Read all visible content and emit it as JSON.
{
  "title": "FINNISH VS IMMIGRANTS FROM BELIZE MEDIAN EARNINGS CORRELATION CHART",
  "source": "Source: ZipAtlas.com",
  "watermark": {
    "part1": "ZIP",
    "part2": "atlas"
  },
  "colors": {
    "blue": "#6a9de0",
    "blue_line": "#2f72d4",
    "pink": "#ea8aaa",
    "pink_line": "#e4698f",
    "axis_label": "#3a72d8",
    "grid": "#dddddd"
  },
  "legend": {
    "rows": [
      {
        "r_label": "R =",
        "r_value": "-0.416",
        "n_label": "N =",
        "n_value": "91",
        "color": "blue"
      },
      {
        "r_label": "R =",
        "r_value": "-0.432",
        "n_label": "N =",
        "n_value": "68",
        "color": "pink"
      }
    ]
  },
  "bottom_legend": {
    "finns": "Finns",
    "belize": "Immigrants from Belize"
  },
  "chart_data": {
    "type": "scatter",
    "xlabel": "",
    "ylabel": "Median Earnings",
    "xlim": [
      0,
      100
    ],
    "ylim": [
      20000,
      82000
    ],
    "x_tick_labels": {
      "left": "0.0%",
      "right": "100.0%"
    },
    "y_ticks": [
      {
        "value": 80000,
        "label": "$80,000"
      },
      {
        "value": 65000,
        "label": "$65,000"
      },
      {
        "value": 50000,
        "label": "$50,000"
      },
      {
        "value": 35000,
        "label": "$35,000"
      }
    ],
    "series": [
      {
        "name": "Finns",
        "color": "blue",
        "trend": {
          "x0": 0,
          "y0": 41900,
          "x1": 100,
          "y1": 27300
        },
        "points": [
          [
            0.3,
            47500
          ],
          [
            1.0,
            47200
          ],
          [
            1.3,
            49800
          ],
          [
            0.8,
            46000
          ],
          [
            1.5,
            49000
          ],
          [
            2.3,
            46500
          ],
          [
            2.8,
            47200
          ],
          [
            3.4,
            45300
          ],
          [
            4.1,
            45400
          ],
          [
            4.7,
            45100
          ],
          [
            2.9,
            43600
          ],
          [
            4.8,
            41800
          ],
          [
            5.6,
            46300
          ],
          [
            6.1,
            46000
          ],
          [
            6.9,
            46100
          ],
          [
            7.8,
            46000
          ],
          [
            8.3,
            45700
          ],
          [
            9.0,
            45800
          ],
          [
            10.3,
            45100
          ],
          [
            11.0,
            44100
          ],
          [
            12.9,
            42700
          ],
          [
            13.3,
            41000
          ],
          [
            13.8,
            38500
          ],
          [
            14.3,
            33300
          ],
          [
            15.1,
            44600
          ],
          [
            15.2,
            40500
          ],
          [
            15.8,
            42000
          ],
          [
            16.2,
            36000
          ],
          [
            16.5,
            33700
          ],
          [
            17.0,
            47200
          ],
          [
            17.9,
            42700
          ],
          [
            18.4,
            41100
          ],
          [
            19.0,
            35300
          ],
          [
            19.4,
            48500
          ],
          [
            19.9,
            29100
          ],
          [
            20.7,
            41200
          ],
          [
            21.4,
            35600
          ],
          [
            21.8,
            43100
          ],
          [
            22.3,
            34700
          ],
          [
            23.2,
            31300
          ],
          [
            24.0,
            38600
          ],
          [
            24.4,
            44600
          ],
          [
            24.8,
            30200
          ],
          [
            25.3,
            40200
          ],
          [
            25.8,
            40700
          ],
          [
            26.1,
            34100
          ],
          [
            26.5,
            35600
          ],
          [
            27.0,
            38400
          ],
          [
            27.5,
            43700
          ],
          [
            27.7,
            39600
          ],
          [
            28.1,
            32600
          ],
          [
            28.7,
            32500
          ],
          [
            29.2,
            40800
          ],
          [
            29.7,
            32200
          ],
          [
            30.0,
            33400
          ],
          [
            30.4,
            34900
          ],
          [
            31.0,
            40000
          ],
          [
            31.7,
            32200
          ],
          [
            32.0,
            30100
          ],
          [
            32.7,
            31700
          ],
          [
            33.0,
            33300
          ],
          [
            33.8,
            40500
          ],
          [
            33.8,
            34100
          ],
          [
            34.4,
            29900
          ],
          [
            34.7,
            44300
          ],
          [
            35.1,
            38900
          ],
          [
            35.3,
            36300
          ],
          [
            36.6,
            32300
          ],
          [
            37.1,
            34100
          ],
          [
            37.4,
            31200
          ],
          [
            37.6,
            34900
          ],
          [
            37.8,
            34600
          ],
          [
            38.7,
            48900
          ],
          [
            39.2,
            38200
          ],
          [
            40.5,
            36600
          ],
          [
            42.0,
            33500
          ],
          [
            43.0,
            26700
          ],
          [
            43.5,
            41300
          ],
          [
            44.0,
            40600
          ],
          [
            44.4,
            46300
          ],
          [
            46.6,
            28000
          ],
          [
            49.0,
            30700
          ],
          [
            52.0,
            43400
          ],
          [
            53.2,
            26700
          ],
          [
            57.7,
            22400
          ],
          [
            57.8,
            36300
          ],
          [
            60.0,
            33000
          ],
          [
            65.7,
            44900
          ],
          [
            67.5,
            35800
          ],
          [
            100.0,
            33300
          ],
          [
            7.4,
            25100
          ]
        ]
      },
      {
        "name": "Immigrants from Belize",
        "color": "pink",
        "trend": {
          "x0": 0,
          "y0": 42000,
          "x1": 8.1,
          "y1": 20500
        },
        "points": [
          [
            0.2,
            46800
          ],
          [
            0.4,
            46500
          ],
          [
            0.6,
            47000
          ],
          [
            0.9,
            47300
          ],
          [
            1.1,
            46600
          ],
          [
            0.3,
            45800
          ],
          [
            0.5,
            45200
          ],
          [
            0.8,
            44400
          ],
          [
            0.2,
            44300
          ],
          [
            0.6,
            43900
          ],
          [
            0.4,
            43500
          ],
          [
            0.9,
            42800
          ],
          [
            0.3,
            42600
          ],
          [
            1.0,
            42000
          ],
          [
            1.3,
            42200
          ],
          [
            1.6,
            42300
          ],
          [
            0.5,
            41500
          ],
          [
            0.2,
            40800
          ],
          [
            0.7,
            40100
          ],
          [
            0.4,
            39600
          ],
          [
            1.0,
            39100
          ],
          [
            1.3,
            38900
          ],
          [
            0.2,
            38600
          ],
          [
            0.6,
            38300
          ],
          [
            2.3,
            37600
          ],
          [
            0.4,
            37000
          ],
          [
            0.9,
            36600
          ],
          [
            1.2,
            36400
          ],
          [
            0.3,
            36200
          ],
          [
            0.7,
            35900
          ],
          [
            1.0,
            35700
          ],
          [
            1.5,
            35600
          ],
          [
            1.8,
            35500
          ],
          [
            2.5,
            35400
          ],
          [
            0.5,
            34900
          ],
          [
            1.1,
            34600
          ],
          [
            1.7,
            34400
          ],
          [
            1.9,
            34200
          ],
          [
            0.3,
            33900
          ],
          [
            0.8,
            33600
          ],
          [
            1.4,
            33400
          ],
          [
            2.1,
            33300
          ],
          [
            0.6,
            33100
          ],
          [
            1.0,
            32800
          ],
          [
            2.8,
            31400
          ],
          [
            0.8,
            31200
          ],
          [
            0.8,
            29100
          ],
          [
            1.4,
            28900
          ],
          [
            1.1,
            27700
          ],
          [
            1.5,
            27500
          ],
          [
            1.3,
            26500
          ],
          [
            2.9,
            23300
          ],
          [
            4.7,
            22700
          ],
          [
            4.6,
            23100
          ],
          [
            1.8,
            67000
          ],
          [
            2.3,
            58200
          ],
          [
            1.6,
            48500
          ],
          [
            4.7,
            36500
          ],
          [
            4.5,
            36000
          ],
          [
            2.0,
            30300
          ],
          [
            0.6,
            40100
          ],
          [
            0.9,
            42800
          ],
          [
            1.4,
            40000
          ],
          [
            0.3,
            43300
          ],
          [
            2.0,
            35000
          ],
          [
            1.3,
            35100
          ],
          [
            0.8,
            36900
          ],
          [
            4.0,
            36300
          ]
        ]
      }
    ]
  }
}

--

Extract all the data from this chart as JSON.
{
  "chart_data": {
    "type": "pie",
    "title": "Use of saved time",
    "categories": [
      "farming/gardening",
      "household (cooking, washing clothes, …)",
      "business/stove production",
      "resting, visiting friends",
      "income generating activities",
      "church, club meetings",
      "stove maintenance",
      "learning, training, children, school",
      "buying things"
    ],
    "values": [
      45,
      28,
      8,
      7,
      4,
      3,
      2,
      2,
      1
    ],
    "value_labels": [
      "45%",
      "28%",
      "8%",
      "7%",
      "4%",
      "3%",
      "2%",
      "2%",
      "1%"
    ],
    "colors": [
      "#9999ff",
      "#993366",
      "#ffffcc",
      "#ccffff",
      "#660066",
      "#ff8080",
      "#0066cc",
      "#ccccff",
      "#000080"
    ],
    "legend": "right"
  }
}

--

### Written task
Scan the listing above and copy all lines containing the word "name".

### Output
        "name": "Finns",
        "name": "Immigrants from Belize",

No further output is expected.